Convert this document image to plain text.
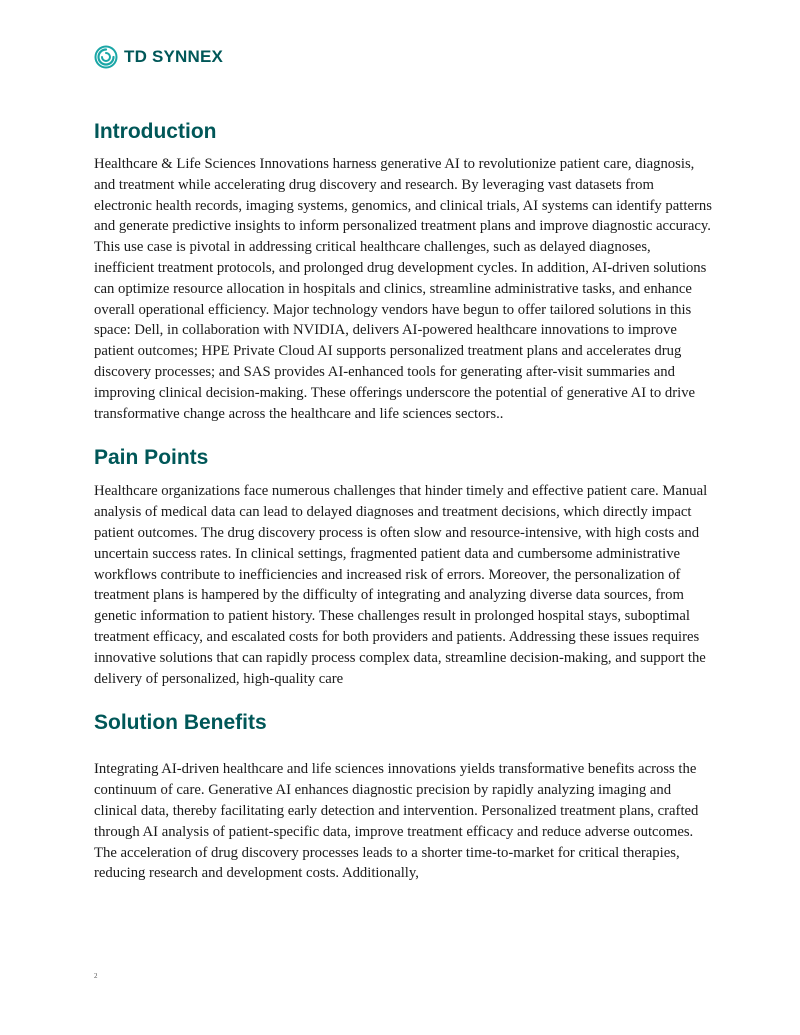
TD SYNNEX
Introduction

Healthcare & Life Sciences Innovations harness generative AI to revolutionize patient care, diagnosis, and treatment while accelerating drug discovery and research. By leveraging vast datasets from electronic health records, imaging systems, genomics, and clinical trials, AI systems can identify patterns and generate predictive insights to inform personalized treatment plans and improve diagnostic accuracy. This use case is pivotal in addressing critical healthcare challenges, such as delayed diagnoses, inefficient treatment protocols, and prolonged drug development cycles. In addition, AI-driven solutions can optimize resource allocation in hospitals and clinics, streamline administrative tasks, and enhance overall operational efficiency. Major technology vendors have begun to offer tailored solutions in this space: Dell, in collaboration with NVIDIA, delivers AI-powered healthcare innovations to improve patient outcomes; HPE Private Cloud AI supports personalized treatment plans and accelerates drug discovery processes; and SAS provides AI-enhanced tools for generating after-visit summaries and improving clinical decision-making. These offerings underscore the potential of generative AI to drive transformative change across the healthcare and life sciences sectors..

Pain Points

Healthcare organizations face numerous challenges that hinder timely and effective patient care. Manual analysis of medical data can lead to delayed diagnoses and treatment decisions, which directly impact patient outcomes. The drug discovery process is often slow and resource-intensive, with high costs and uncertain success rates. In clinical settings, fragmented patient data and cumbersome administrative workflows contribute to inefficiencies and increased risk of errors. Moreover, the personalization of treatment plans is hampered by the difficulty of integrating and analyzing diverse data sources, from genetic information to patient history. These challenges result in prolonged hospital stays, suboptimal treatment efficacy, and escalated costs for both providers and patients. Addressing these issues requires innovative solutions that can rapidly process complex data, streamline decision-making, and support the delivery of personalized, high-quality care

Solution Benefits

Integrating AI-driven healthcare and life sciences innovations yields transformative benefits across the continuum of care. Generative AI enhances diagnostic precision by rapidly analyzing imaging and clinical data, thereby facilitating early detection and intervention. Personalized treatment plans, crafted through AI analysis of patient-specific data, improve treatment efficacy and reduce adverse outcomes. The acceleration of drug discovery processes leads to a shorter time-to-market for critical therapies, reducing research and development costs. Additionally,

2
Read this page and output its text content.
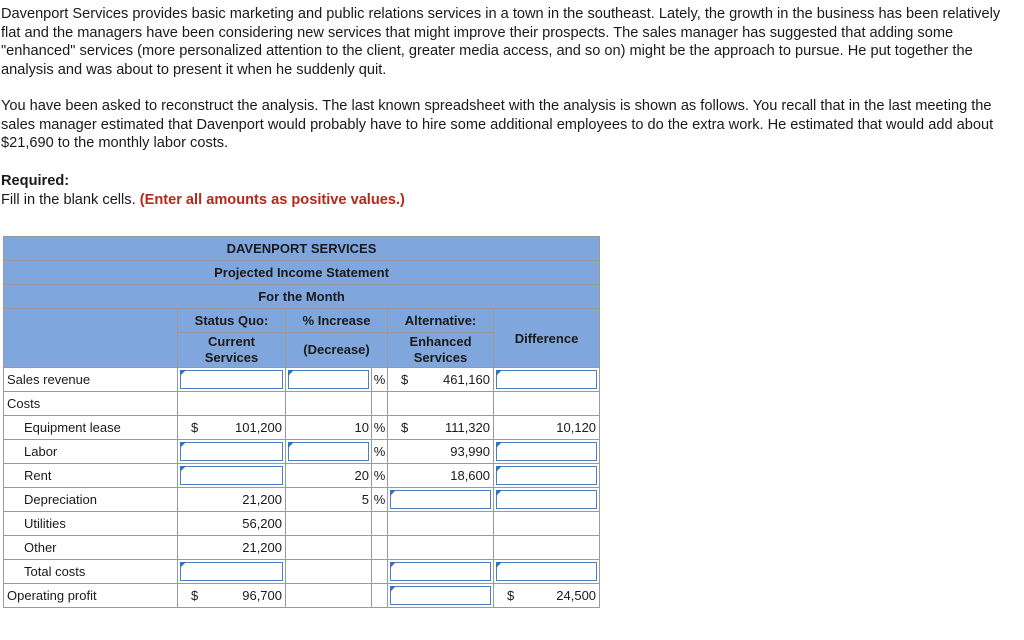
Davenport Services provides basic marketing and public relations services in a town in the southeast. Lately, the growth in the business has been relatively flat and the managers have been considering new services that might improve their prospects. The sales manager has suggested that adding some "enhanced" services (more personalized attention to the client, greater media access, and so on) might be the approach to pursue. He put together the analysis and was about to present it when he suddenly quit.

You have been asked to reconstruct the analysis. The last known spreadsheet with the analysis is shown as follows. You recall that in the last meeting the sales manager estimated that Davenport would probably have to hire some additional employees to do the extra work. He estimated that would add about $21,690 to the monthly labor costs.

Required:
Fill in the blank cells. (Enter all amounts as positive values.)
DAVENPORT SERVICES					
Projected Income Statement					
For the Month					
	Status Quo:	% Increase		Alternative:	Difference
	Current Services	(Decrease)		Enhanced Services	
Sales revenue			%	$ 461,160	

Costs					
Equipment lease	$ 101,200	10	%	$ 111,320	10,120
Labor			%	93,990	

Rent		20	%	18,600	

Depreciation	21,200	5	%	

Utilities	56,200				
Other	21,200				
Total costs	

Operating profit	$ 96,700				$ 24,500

═══

**WHAT THIS TASK INVOLVES**:
I would like the data copied exactly as it stands, with no pictures included.

**ANSWER SECTION**:
Convert this document image to plain text.
TD SYNNEX
Introduction

Healthcare & Life Sciences Innovations harness generative AI to revolutionize patient care, diagnosis, and treatment while accelerating drug discovery and research. By leveraging vast datasets from electronic health records, imaging systems, genomics, and clinical trials, AI systems can identify patterns and generate predictive insights to inform personalized treatment plans and improve diagnostic accuracy. This use case is pivotal in addressing critical healthcare challenges, such as delayed diagnoses, inefficient treatment protocols, and prolonged drug development cycles. In addition, AI-driven solutions can optimize resource allocation in hospitals and clinics, streamline administrative tasks, and enhance overall operational efficiency. Major technology vendors have begun to offer tailored solutions in this space: Dell, in collaboration with NVIDIA, delivers AI-powered healthcare innovations to improve patient outcomes; HPE Private Cloud AI supports personalized treatment plans and accelerates drug discovery processes; and SAS provides AI-enhanced tools for generating after-visit summaries and improving clinical decision-making. These offerings underscore the potential of generative AI to drive transformative change across the healthcare and life sciences sectors..

Pain Points

Healthcare organizations face numerous challenges that hinder timely and effective patient care. Manual analysis of medical data can lead to delayed diagnoses and treatment decisions, which directly impact patient outcomes. The drug discovery process is often slow and resource-intensive, with high costs and uncertain success rates. In clinical settings, fragmented patient data and cumbersome administrative workflows contribute to inefficiencies and increased risk of errors. Moreover, the personalization of treatment plans is hampered by the difficulty of integrating and analyzing diverse data sources, from genetic information to patient history. These challenges result in prolonged hospital stays, suboptimal treatment efficacy, and escalated costs for both providers and patients. Addressing these issues requires innovative solutions that can rapidly process complex data, streamline decision-making, and support the delivery of personalized, high-quality care

Solution Benefits

Integrating AI-driven healthcare and life sciences innovations yields transformative benefits across the continuum of care. Generative AI enhances diagnostic precision by rapidly analyzing imaging and clinical data, thereby facilitating early detection and intervention. Personalized treatment plans, crafted through AI analysis of patient-specific data, improve treatment efficacy and reduce adverse outcomes. The acceleration of drug discovery processes leads to a shorter time-to-market for critical therapies, reducing research and development costs. Additionally,

2
Read this page and output its text content.
Davenport Services provides basic marketing and public relations services in a town in the southeast. Lately, the growth in the business has been relatively flat and the managers have been considering new services that might improve their prospects. The sales manager has suggested that adding some "enhanced" services (more personalized attention to the client, greater media access, and so on) might be the approach to pursue. He put together the analysis and was about to present it when he suddenly quit.

You have been asked to reconstruct the analysis. The last known spreadsheet with the analysis is shown as follows. You recall that in the last meeting the sales manager estimated that Davenport would probably have to hire some additional employees to do the extra work. He estimated that would add about $21,690 to the monthly labor costs.

Required:
Fill in the blank cells. (Enter all amounts as positive values.)
DAVENPORT SERVICES					
Projected Income Statement					
For the Month					
	Status Quo:	% Increase		Alternative:	Difference
	Current Services	(Decrease)		Enhanced Services	
Sales revenue			%	$ 461,160	

Costs					
Equipment lease	$ 101,200	10	%	$ 111,320	10,120
Labor			%	93,990	

Rent		20	%	18,600	

Depreciation	21,200	5	%	

Utilities	56,200				
Other	21,200				
Total costs	

Operating profit	$ 96,700				$ 24,500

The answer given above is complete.